[Lines of data]

+ + + +

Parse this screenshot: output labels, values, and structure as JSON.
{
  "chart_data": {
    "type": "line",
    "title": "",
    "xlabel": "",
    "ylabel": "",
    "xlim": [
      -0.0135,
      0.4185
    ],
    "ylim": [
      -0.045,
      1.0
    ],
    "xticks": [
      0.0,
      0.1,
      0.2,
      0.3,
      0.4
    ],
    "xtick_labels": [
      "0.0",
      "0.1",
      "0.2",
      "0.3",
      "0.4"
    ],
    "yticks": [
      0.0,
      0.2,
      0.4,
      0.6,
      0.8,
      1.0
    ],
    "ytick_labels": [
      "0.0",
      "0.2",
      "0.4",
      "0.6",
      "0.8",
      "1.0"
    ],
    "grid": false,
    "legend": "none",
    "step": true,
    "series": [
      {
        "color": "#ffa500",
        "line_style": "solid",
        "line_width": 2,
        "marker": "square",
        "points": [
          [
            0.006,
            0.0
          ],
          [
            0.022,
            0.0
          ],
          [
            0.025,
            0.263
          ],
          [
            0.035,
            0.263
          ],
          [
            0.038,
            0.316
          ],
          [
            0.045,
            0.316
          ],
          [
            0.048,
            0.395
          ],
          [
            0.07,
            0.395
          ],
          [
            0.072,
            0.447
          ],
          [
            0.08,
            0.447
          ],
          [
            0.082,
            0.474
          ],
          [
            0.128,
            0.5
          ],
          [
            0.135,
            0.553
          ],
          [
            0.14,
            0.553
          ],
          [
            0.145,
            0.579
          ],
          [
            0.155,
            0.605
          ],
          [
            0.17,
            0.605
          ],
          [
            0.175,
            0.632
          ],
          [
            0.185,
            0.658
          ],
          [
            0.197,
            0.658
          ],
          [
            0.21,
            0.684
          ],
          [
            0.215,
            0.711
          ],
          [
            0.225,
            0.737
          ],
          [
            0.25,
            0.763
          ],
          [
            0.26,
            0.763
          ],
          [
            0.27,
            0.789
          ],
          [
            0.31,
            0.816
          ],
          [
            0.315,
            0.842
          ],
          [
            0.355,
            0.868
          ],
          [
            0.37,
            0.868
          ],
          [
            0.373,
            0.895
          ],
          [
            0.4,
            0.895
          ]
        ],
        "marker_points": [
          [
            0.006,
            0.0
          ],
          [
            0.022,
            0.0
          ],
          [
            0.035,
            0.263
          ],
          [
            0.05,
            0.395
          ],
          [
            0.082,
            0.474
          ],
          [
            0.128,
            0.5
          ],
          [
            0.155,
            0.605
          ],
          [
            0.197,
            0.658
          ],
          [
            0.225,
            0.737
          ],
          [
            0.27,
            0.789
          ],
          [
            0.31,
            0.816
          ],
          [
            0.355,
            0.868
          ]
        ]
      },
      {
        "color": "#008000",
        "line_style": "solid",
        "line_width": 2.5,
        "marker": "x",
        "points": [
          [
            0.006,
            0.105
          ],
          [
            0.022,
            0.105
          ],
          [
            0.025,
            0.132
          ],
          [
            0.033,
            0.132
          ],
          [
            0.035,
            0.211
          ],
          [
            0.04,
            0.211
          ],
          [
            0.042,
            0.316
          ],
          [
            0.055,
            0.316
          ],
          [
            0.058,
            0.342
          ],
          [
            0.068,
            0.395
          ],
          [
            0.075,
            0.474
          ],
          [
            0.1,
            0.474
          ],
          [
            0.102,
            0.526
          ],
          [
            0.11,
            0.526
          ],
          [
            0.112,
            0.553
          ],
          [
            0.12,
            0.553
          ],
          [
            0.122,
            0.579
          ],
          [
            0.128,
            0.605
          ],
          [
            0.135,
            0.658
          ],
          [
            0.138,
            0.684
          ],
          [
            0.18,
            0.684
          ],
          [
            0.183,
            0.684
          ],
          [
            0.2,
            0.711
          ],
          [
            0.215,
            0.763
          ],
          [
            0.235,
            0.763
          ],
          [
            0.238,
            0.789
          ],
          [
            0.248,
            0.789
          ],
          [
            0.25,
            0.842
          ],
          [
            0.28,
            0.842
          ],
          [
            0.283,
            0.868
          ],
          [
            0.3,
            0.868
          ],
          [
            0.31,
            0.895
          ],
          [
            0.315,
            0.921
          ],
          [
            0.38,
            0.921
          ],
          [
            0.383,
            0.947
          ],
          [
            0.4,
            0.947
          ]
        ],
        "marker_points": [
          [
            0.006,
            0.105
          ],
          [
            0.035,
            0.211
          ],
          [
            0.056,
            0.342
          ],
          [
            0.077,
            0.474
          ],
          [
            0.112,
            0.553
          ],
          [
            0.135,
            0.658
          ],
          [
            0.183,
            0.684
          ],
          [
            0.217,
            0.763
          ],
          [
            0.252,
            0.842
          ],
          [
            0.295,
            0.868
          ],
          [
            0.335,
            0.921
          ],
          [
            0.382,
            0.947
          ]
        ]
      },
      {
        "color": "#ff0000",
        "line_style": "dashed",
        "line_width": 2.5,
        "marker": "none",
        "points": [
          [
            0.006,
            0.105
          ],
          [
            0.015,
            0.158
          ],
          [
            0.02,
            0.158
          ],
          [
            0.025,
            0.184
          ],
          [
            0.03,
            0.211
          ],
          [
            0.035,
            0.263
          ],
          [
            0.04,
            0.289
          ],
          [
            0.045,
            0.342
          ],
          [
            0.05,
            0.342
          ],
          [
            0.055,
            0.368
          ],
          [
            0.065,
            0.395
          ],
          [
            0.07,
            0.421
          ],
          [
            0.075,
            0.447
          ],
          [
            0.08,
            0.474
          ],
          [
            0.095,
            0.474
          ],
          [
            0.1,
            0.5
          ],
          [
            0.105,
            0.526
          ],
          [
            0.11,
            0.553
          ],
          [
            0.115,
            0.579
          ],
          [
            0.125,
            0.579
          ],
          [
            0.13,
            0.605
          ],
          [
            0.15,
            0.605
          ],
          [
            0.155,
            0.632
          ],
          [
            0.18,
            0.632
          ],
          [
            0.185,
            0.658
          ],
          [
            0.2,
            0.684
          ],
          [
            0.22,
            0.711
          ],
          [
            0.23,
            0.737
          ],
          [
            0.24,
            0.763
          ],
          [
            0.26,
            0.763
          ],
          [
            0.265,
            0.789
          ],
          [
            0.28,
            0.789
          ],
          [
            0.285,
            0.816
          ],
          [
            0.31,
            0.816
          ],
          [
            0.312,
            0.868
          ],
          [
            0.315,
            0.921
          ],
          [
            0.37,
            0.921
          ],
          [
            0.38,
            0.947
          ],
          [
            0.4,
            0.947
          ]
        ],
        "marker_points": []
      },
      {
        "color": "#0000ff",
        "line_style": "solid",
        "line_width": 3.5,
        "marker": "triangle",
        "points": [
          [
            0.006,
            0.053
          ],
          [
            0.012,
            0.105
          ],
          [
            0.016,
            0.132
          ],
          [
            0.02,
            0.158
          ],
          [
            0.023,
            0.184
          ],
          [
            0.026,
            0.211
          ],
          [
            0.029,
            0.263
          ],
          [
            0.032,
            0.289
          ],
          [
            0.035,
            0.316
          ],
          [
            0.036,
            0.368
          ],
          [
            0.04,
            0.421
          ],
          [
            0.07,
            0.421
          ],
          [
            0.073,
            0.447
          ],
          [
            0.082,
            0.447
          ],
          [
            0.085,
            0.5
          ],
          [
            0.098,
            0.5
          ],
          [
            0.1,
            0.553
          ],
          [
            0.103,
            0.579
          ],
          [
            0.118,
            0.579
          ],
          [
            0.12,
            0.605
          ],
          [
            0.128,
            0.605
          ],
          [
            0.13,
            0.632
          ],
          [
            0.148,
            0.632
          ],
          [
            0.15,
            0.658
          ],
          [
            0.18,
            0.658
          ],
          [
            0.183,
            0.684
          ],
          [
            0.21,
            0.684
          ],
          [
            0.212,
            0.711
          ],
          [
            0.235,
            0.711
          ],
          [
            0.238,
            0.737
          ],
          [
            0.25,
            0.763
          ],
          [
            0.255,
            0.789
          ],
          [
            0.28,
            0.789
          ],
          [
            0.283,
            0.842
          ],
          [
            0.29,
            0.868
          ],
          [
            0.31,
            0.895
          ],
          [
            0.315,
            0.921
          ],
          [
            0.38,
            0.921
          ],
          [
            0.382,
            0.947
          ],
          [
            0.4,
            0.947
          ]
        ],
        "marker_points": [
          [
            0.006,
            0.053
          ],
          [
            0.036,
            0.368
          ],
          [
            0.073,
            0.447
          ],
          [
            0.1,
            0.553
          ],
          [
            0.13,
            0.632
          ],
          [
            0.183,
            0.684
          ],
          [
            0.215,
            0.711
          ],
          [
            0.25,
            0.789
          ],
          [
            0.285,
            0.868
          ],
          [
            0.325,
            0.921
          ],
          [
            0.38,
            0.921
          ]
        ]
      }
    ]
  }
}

+ + + +

◆ PROBLEM TO SOLVE ◆
Using the listing above, list every line in which the string "color" occurs.

◆ RESPONSE TO THE TASK ◆
        "color": "#ffa500",
        "color": "#008000",
        "color": "#ff0000",
        "color": "#0000ff",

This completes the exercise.